Work to do => Filter for the word "city" and keep each matching line.

Figure collection entries =>

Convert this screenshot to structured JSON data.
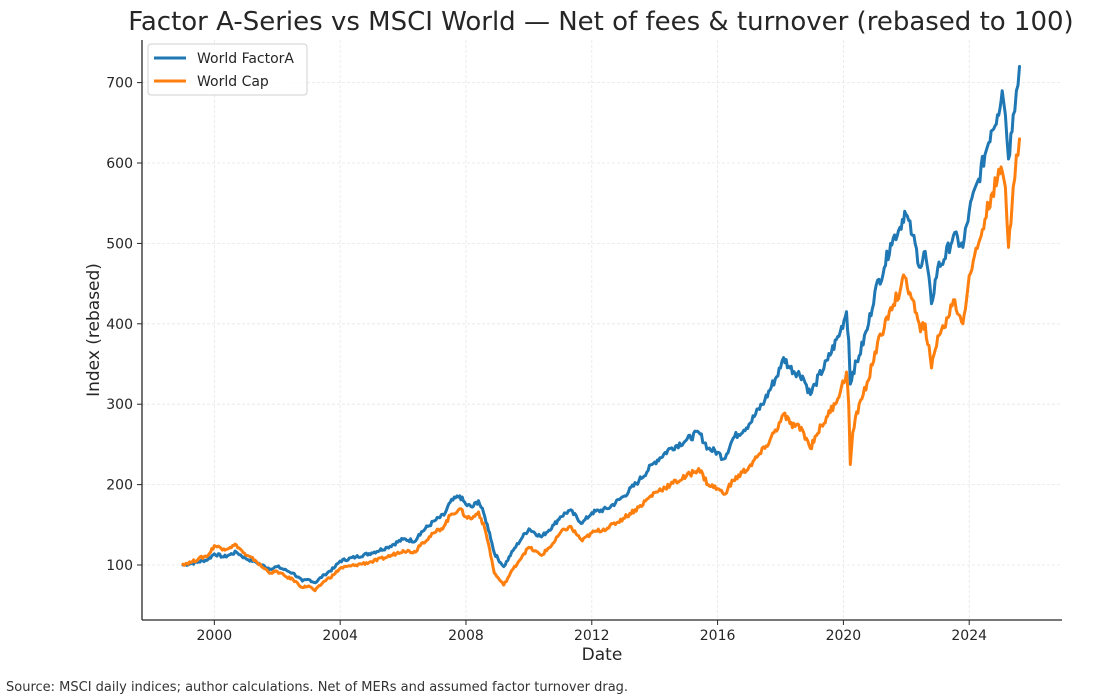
{
  "chart_data": {
    "type": "line",
    "title": "Factor A-Series vs MSCI World — Net of fees & turnover (rebased to 100)",
    "xlabel": "Date",
    "ylabel": "Index (rebased)",
    "xlim": [
      1997.7,
      2026.95
    ],
    "ylim": [
      31.6,
      753
    ],
    "xticks": [
      2000,
      2004,
      2008,
      2012,
      2016,
      2020,
      2024
    ],
    "xtick_labels": [
      "2000",
      "2004",
      "2008",
      "2012",
      "2016",
      "2020",
      "2024"
    ],
    "yticks": [
      100,
      200,
      300,
      400,
      500,
      600,
      700
    ],
    "ytick_labels": [
      "100",
      "200",
      "300",
      "400",
      "500",
      "600",
      "700"
    ],
    "grid": true,
    "legend_position": "top-left",
    "series": [
      {
        "name": "World FactorA",
        "color": "#1f77b4",
        "x": [
          1999.0,
          1999.3,
          1999.5,
          1999.8,
          2000.0,
          2000.3,
          2000.5,
          2000.7,
          2001.0,
          2001.3,
          2001.5,
          2001.8,
          2002.0,
          2002.3,
          2002.5,
          2002.8,
          2003.0,
          2003.2,
          2003.5,
          2003.8,
          2004.0,
          2004.5,
          2005.0,
          2005.5,
          2006.0,
          2006.4,
          2006.5,
          2007.0,
          2007.3,
          2007.5,
          2007.8,
          2008.0,
          2008.2,
          2008.4,
          2008.6,
          2008.75,
          2008.9,
          2009.1,
          2009.2,
          2009.5,
          2009.8,
          2010.0,
          2010.4,
          2010.8,
          2011.0,
          2011.3,
          2011.7,
          2012.0,
          2012.5,
          2013.0,
          2013.5,
          2014.0,
          2014.5,
          2015.0,
          2015.4,
          2015.7,
          2016.0,
          2016.2,
          2016.5,
          2017.0,
          2017.5,
          2018.0,
          2018.1,
          2018.3,
          2018.7,
          2018.95,
          2019.1,
          2019.5,
          2019.9,
          2020.1,
          2020.17,
          2020.22,
          2020.3,
          2020.5,
          2020.8,
          2021.0,
          2021.3,
          2021.5,
          2021.8,
          2021.95,
          2022.2,
          2022.45,
          2022.6,
          2022.8,
          2023.0,
          2023.2,
          2023.5,
          2023.8,
          2024.0,
          2024.3,
          2024.5,
          2024.7,
          2024.9,
          2025.05,
          2025.15,
          2025.25,
          2025.4,
          2025.5,
          2025.6
        ],
        "values": [
          100,
          102,
          104,
          107,
          114,
          110,
          113,
          116,
          108,
          104,
          100,
          95,
          98,
          93,
          90,
          80,
          82,
          78,
          88,
          96,
          105,
          110,
          115,
          122,
          132,
          130,
          138,
          155,
          162,
          178,
          186,
          175,
          172,
          180,
          160,
          140,
          115,
          103,
          98,
          118,
          135,
          145,
          135,
          150,
          160,
          168,
          152,
          165,
          170,
          185,
          205,
          228,
          245,
          255,
          265,
          245,
          240,
          232,
          258,
          275,
          305,
          345,
          358,
          345,
          335,
          312,
          325,
          355,
          390,
          415,
          380,
          325,
          340,
          360,
          400,
          440,
          470,
          500,
          520,
          540,
          510,
          470,
          490,
          425,
          470,
          480,
          510,
          495,
          540,
          580,
          610,
          640,
          660,
          690,
          660,
          605,
          660,
          690,
          720
        ]
      },
      {
        "name": "World Cap",
        "color": "#ff7f0e",
        "x": [
          1999.0,
          1999.3,
          1999.5,
          1999.8,
          2000.0,
          2000.3,
          2000.5,
          2000.7,
          2001.0,
          2001.3,
          2001.5,
          2001.8,
          2002.0,
          2002.3,
          2002.5,
          2002.8,
          2003.0,
          2003.2,
          2003.5,
          2003.8,
          2004.0,
          2004.5,
          2005.0,
          2005.5,
          2006.0,
          2006.4,
          2006.5,
          2007.0,
          2007.3,
          2007.5,
          2007.8,
          2008.0,
          2008.2,
          2008.4,
          2008.6,
          2008.75,
          2008.9,
          2009.1,
          2009.2,
          2009.5,
          2009.8,
          2010.0,
          2010.4,
          2010.8,
          2011.0,
          2011.3,
          2011.7,
          2012.0,
          2012.5,
          2013.0,
          2013.5,
          2014.0,
          2014.5,
          2015.0,
          2015.4,
          2015.7,
          2016.0,
          2016.2,
          2016.5,
          2017.0,
          2017.5,
          2018.0,
          2018.1,
          2018.3,
          2018.7,
          2018.95,
          2019.1,
          2019.5,
          2019.9,
          2020.1,
          2020.17,
          2020.22,
          2020.3,
          2020.5,
          2020.8,
          2021.0,
          2021.3,
          2021.5,
          2021.8,
          2021.95,
          2022.2,
          2022.45,
          2022.6,
          2022.8,
          2023.0,
          2023.2,
          2023.5,
          2023.8,
          2024.0,
          2024.3,
          2024.5,
          2024.7,
          2024.9,
          2025.05,
          2025.15,
          2025.25,
          2025.4,
          2025.5,
          2025.6
        ],
        "values": [
          101,
          104,
          108,
          112,
          124,
          120,
          122,
          125,
          112,
          106,
          98,
          90,
          92,
          85,
          82,
          72,
          74,
          68,
          80,
          88,
          96,
          100,
          104,
          110,
          118,
          116,
          124,
          140,
          148,
          162,
          170,
          160,
          158,
          166,
          145,
          120,
          90,
          80,
          75,
          95,
          112,
          122,
          112,
          128,
          140,
          148,
          130,
          140,
          146,
          158,
          172,
          190,
          200,
          210,
          220,
          200,
          195,
          188,
          205,
          222,
          245,
          278,
          288,
          276,
          268,
          245,
          260,
          285,
          315,
          340,
          300,
          225,
          265,
          300,
          330,
          365,
          395,
          420,
          440,
          458,
          430,
          390,
          400,
          345,
          385,
          395,
          430,
          400,
          460,
          500,
          530,
          560,
          580,
          590,
          570,
          495,
          570,
          610,
          630
        ]
      }
    ]
  },
  "source_note": "Source: MSCI daily indices; author calculations. Net of MERs and assumed factor turnover drag."
}
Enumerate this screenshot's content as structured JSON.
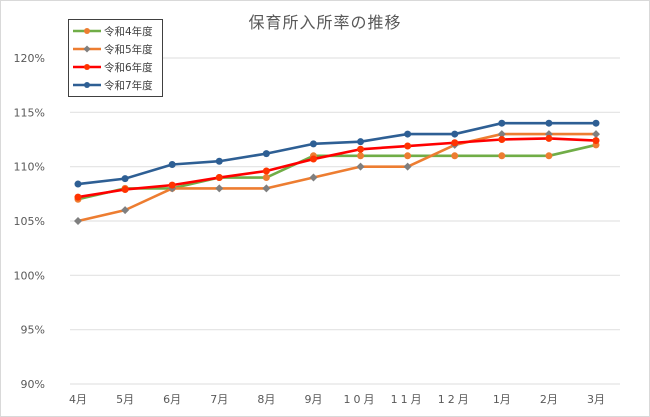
{
  "chart_data": {
    "type": "line",
    "title": "保育所入所率の推移",
    "xlabel": "",
    "ylabel": "",
    "categories": [
      "4月",
      "5月",
      "6月",
      "7月",
      "8月",
      "9月",
      "10月",
      "11月",
      "12月",
      "1月",
      "2月",
      "3月"
    ],
    "y_ticks": [
      "90%",
      "95%",
      "100%",
      "105%",
      "110%",
      "115%",
      "120%"
    ],
    "ylim": [
      90,
      120
    ],
    "y_unit": "%",
    "grid": true,
    "legend_position": "top-left inside",
    "series": [
      {
        "name": "令和4年度",
        "line_color": "#70ad47",
        "marker_color": "#ed7d31",
        "marker": "circle",
        "values": [
          107.0,
          108.0,
          108.0,
          109.0,
          109.0,
          111.0,
          111.0,
          111.0,
          111.0,
          111.0,
          111.0,
          112.0
        ]
      },
      {
        "name": "令和5年度",
        "line_color": "#ed7d31",
        "marker_color": "#7f7f7f",
        "marker": "diamond",
        "values": [
          105.0,
          106.0,
          108.0,
          108.0,
          108.0,
          109.0,
          110.0,
          110.0,
          112.0,
          113.0,
          113.0,
          113.0
        ]
      },
      {
        "name": "令和6年度",
        "line_color": "#ff0000",
        "marker_color": "#ff3300",
        "marker": "circle",
        "values": [
          107.2,
          107.9,
          108.3,
          109.0,
          109.6,
          110.7,
          111.6,
          111.9,
          112.2,
          112.5,
          112.6,
          112.4
        ]
      },
      {
        "name": "令和7年度",
        "line_color": "#2e5f94",
        "marker_color": "#2e5f94",
        "marker": "circle",
        "values": [
          108.4,
          108.9,
          110.2,
          110.5,
          111.2,
          112.1,
          112.3,
          113.0,
          113.0,
          114.0,
          114.0,
          114.0
        ]
      }
    ]
  }
}
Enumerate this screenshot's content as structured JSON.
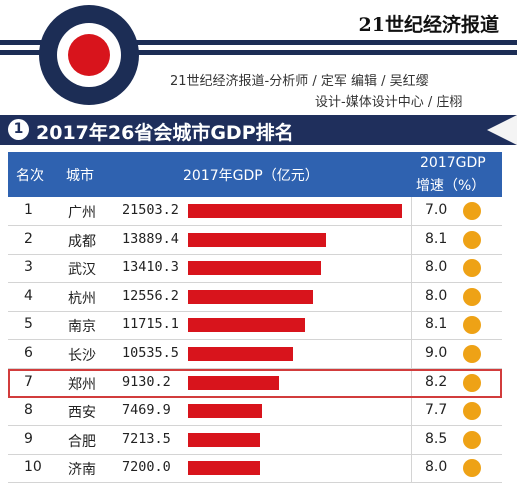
{
  "header": {
    "brand": "21世纪经济报道",
    "credit_line1": "21世纪经济报道-分析师 / 定军  编辑 / 吴红缨",
    "credit_line2": "设计-媒体设计中心 / 庄栩"
  },
  "chart_data": {
    "type": "table",
    "title_number": "1",
    "title": "2017年26省会城市GDP排名",
    "columns": {
      "rank": "名次",
      "city": "城市",
      "gdp": "2017年GDP（亿元）",
      "growth_line1": "2017GDP",
      "growth_line2": "增速（%）"
    },
    "gdp_max": 21503.2,
    "highlight_rank": "7",
    "rows": [
      {
        "rank": "1",
        "city": "广州",
        "gdp": "21503.2",
        "gdp_value": 21503.2,
        "growth": "7.0"
      },
      {
        "rank": "2",
        "city": "成都",
        "gdp": "13889.4",
        "gdp_value": 13889.4,
        "growth": "8.1"
      },
      {
        "rank": "3",
        "city": "武汉",
        "gdp": "13410.3",
        "gdp_value": 13410.3,
        "growth": "8.0"
      },
      {
        "rank": "4",
        "city": "杭州",
        "gdp": "12556.2",
        "gdp_value": 12556.2,
        "growth": "8.0"
      },
      {
        "rank": "5",
        "city": "南京",
        "gdp": "11715.1",
        "gdp_value": 11715.1,
        "growth": "8.1"
      },
      {
        "rank": "6",
        "city": "长沙",
        "gdp": "10535.5",
        "gdp_value": 10535.5,
        "growth": "9.0"
      },
      {
        "rank": "7",
        "city": "郑州",
        "gdp": "9130.2",
        "gdp_value": 9130.2,
        "growth": "8.2"
      },
      {
        "rank": "8",
        "city": "西安",
        "gdp": "7469.9",
        "gdp_value": 7469.9,
        "growth": "7.7"
      },
      {
        "rank": "9",
        "city": "合肥",
        "gdp": "7213.5",
        "gdp_value": 7213.5,
        "growth": "8.5"
      },
      {
        "rank": "10",
        "city": "济南",
        "gdp": "7200.0",
        "gdp_value": 7200.0,
        "growth": "8.0"
      }
    ]
  },
  "colors": {
    "bar": "#d8141c",
    "growth_dot": "#eea216",
    "header_bg": "#2f62b0",
    "title_bg": "#1f2f5c",
    "highlight": "#d23c3c"
  }
}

The result =>
      "city": "城市",
        "city": "广州",
        "city": "成都",
        "city": "武汉",
        "city": "杭州",
        "city": "南京",
        "city": "长沙",
        "city": "郑州",
        "city": "西安",
        "city": "合肥",
        "city": "济南",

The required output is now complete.